• [GOAL]: What number of lines contain the word "center"? Reply with the number and nothing else.

* begin RECORDS PROVIDED *

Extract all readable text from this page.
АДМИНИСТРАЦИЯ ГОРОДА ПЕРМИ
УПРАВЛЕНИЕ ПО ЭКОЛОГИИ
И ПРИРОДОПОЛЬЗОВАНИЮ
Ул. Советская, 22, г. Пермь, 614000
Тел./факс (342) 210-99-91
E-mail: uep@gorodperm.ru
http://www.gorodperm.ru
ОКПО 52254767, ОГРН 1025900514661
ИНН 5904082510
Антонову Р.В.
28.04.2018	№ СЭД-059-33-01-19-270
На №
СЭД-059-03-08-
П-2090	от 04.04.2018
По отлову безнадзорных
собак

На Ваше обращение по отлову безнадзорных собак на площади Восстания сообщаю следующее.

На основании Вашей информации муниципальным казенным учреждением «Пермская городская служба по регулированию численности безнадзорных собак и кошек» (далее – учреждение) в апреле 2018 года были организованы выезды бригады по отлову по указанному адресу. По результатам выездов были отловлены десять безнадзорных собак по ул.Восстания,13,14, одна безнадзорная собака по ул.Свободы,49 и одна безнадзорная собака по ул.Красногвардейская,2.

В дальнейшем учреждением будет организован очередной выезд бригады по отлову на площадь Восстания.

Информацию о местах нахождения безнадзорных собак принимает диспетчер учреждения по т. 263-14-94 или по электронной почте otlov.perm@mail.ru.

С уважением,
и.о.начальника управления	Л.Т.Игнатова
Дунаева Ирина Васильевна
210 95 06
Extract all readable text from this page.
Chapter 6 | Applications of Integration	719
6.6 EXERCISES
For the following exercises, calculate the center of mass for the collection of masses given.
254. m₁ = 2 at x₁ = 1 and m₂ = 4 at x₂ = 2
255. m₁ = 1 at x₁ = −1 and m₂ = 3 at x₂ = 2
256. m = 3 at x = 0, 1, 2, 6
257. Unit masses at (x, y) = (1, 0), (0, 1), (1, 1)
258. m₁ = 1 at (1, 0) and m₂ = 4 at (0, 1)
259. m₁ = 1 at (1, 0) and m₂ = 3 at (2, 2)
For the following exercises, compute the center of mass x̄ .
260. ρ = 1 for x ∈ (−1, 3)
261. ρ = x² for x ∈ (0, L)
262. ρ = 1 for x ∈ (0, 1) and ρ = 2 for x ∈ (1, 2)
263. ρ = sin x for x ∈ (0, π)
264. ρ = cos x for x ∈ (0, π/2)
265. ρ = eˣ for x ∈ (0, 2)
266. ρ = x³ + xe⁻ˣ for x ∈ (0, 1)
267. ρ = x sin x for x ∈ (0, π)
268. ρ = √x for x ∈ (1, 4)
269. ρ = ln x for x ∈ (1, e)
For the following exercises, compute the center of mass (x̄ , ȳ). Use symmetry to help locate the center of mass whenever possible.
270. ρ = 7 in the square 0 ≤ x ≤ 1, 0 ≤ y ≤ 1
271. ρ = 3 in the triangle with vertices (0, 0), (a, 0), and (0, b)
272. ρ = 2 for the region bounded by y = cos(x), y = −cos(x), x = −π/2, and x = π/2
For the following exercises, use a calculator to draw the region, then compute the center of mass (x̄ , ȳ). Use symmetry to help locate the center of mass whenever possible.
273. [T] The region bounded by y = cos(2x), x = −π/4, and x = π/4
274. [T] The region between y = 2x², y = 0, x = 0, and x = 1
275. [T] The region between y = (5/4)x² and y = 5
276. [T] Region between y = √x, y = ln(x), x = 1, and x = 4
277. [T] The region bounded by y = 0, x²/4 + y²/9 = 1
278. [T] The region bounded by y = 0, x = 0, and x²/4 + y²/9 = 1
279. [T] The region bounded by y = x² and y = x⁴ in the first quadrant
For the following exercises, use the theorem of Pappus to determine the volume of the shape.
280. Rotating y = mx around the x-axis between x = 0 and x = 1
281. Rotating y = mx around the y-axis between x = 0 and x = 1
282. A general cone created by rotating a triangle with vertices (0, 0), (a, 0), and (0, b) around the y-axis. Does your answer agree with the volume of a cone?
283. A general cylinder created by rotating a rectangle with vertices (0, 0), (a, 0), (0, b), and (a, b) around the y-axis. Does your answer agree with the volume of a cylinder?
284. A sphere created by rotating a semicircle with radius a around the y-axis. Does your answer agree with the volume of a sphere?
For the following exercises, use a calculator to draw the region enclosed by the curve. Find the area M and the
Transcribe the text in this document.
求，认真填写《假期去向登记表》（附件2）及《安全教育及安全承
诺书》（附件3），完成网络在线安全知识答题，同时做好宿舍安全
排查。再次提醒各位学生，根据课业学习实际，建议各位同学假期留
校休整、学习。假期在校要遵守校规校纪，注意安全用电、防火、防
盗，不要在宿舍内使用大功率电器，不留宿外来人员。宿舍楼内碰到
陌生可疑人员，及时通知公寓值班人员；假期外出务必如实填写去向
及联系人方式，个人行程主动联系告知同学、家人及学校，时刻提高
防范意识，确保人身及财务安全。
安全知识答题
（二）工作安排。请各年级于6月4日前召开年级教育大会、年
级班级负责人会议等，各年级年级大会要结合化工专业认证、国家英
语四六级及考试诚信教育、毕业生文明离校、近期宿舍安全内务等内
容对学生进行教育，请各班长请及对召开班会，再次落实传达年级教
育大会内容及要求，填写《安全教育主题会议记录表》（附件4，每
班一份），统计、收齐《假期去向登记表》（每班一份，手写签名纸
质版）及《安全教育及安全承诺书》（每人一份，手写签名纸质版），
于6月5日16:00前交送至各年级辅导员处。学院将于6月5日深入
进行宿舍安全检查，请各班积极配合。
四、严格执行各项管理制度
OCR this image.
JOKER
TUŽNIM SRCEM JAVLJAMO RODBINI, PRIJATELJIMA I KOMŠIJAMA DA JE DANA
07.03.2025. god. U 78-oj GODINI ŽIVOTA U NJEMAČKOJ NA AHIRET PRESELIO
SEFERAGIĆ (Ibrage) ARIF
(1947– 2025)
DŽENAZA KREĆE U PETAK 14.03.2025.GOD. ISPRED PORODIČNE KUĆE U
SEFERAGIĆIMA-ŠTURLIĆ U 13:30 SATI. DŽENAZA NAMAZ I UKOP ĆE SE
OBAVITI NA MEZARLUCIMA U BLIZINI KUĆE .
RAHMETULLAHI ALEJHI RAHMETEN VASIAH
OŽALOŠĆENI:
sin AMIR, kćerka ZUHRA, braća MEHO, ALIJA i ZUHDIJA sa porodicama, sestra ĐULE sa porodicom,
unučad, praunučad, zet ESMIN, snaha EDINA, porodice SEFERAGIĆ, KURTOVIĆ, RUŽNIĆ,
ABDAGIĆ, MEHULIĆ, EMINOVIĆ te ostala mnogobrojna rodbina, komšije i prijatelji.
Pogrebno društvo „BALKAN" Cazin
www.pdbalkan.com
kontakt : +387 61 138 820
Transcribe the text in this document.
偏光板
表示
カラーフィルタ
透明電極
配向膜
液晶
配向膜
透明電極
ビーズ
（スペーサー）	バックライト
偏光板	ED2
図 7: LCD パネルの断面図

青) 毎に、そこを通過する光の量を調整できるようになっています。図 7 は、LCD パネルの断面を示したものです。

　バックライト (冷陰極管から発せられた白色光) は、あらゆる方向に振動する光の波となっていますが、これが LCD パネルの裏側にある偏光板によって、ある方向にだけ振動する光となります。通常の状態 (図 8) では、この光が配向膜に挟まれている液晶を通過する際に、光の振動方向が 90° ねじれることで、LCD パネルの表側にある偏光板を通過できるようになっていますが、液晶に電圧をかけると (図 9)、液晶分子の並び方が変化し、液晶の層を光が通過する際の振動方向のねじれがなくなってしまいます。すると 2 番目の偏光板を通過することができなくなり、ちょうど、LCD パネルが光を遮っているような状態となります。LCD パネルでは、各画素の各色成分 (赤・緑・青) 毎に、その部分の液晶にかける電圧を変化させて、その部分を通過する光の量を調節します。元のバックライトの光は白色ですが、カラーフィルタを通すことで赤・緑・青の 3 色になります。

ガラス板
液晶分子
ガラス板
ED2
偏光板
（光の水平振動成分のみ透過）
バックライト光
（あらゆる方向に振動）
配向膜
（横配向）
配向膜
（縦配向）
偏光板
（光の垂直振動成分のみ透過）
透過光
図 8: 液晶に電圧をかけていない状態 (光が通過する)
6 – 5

* end RECORDS PROVIDED *

• [ANSWER TO THE PROBLEM]: 4